- Task statement
Lines holding the string "filter" are the ones to copy from this listing.

- Available records
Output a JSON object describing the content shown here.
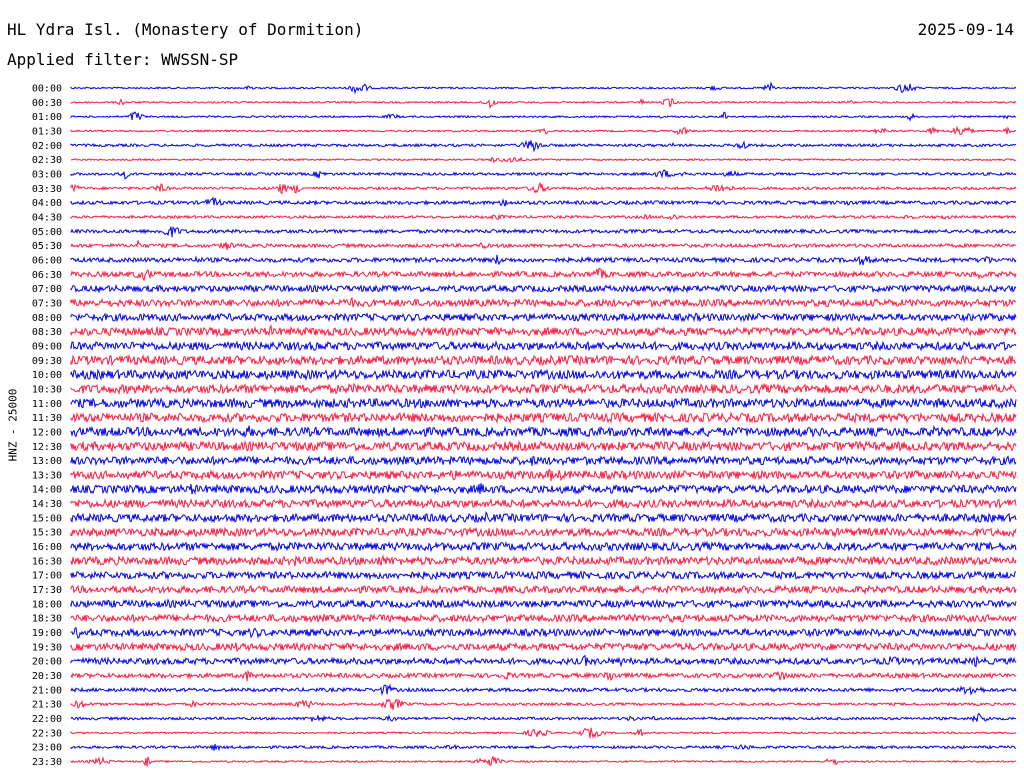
{
  "header": {
    "station": "HL Ydra Isl. (Monastery of Dormition)",
    "date": "2025-09-14",
    "filter": "Applied filter: WWSSN-SP"
  },
  "channel_label": "HNZ - 25000",
  "colors": {
    "trace_a": "#0000ee",
    "trace_b": "#ff1a40"
  },
  "chart_data": {
    "type": "line",
    "subtype": "helicorder",
    "title": "HL Ydra Isl. (Monastery of Dormition)",
    "date": "2025-09-14",
    "filter": "WWSSN-SP",
    "ylabel": "HNZ - 25000",
    "rows": [
      "00:00",
      "00:30",
      "01:00",
      "01:30",
      "02:00",
      "02:30",
      "03:00",
      "03:30",
      "04:00",
      "04:30",
      "05:00",
      "05:30",
      "06:00",
      "06:30",
      "07:00",
      "07:30",
      "08:00",
      "08:30",
      "09:00",
      "09:30",
      "10:00",
      "10:30",
      "11:00",
      "11:30",
      "12:00",
      "12:30",
      "13:00",
      "13:30",
      "14:00",
      "14:30",
      "15:00",
      "15:30",
      "16:00",
      "16:30",
      "17:00",
      "17:30",
      "18:00",
      "18:30",
      "19:00",
      "19:30",
      "20:00",
      "20:30",
      "21:00",
      "21:30",
      "22:00",
      "22:30",
      "23:00",
      "23:30"
    ],
    "row_colors": "alternating blue / red",
    "noise_level": [
      1,
      1,
      1,
      1,
      2,
      1,
      2,
      2,
      3,
      2,
      3,
      3,
      4,
      5,
      6,
      7,
      7,
      8,
      8,
      9,
      9,
      9,
      9,
      9,
      9,
      9,
      8,
      8,
      8,
      8,
      8,
      8,
      8,
      8,
      7,
      7,
      7,
      7,
      7,
      7,
      6,
      4,
      3,
      2,
      2,
      1,
      2,
      1
    ]
  }
}
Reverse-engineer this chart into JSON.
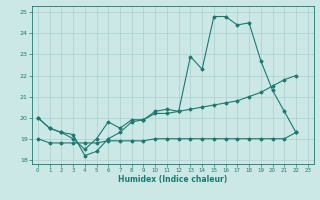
{
  "title": "",
  "xlabel": "Humidex (Indice chaleur)",
  "xlim": [
    -0.5,
    23.5
  ],
  "ylim": [
    17.8,
    25.3
  ],
  "yticks": [
    18,
    19,
    20,
    21,
    22,
    23,
    24,
    25
  ],
  "xticks": [
    0,
    1,
    2,
    3,
    4,
    5,
    6,
    7,
    8,
    9,
    10,
    11,
    12,
    13,
    14,
    15,
    16,
    17,
    18,
    19,
    20,
    21,
    22,
    23
  ],
  "bg_color": "#cce8e6",
  "grid_color": "#aacfcd",
  "line_color": "#1a7a6e",
  "lines": [
    {
      "x": [
        0,
        1,
        2,
        3,
        4,
        5,
        6,
        7,
        8,
        9,
        10,
        11,
        12,
        13,
        14,
        15,
        16,
        17,
        18,
        19,
        20,
        21,
        22
      ],
      "y": [
        19.0,
        18.8,
        18.8,
        18.8,
        18.8,
        18.8,
        18.9,
        18.9,
        18.9,
        18.9,
        19.0,
        19.0,
        19.0,
        19.0,
        19.0,
        19.0,
        19.0,
        19.0,
        19.0,
        19.0,
        19.0,
        19.0,
        19.3
      ]
    },
    {
      "x": [
        0,
        1,
        2,
        3,
        4,
        5,
        6,
        7,
        8,
        9,
        10,
        11,
        12,
        13,
        14,
        15,
        16,
        17,
        18,
        19,
        20,
        21,
        22
      ],
      "y": [
        20.0,
        19.5,
        19.3,
        19.2,
        18.2,
        18.4,
        19.0,
        19.3,
        19.8,
        19.9,
        20.2,
        20.2,
        20.3,
        20.4,
        20.5,
        20.6,
        20.7,
        20.8,
        21.0,
        21.2,
        21.5,
        21.8,
        22.0
      ]
    },
    {
      "x": [
        0,
        1,
        2,
        3,
        4,
        5,
        6,
        7,
        8,
        9,
        10,
        11,
        12,
        13,
        14,
        15,
        16,
        17,
        18,
        19,
        20,
        21,
        22
      ],
      "y": [
        20.0,
        19.5,
        19.3,
        19.0,
        18.5,
        19.0,
        19.8,
        19.5,
        19.9,
        19.9,
        20.3,
        20.4,
        20.3,
        22.9,
        22.3,
        24.8,
        24.8,
        24.4,
        24.5,
        22.7,
        21.3,
        20.3,
        19.3
      ]
    }
  ]
}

- Solution to the exercise
    "filter": "Applied filter: WWSSN-SP"
    "filter": "WWSSN-SP",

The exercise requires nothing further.